● **DIRECTIONS**: Single out the lines that include the word "text". Copy them.

● **RECORD LIST**:
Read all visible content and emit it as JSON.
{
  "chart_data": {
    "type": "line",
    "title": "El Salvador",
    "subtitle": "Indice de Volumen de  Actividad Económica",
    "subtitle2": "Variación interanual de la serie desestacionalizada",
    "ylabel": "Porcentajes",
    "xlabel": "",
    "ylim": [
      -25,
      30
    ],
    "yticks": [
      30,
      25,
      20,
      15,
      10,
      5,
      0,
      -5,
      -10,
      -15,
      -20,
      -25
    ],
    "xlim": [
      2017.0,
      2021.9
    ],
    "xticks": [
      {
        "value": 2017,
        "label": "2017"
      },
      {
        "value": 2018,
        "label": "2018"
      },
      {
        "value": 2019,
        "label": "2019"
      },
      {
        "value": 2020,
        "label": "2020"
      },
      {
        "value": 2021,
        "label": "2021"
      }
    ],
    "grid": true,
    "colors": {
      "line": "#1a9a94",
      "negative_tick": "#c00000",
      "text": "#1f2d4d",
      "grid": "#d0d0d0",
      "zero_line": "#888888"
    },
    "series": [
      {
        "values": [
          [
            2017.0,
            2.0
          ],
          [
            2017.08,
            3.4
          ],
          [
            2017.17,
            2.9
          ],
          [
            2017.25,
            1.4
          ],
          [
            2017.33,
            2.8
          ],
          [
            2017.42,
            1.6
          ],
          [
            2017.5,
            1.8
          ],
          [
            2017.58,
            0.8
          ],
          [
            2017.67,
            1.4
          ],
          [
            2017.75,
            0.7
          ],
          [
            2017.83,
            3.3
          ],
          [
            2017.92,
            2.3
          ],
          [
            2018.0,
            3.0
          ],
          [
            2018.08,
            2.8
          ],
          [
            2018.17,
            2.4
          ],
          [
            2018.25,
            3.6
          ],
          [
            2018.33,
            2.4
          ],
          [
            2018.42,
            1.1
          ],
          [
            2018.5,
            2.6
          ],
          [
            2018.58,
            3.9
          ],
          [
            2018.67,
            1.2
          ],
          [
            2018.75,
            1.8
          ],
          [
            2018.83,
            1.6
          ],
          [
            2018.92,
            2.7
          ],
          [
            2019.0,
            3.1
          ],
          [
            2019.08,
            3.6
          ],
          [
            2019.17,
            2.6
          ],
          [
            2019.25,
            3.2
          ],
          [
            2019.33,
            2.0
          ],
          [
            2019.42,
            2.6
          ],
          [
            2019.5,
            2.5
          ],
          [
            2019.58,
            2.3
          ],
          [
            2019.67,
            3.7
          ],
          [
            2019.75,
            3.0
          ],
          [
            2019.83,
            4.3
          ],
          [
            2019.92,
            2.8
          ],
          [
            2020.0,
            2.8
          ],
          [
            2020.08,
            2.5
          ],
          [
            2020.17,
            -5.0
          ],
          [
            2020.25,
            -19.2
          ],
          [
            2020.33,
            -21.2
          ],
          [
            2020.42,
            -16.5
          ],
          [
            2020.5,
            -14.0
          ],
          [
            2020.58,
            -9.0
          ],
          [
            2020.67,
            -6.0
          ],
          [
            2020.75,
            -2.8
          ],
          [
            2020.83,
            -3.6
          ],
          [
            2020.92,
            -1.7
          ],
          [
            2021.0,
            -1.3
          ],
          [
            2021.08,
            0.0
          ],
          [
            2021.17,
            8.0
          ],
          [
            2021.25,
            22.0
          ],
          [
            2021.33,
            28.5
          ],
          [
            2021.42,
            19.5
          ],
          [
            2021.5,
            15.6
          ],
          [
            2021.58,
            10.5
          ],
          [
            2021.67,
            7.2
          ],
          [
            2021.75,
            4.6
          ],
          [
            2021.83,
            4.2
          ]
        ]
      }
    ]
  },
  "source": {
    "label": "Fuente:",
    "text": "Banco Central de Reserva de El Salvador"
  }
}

● **ANSWER TO THIS PROBLEM**:
      "text": "#1f2d4d",
    "text": "Banco Central de Reserva de El Salvador"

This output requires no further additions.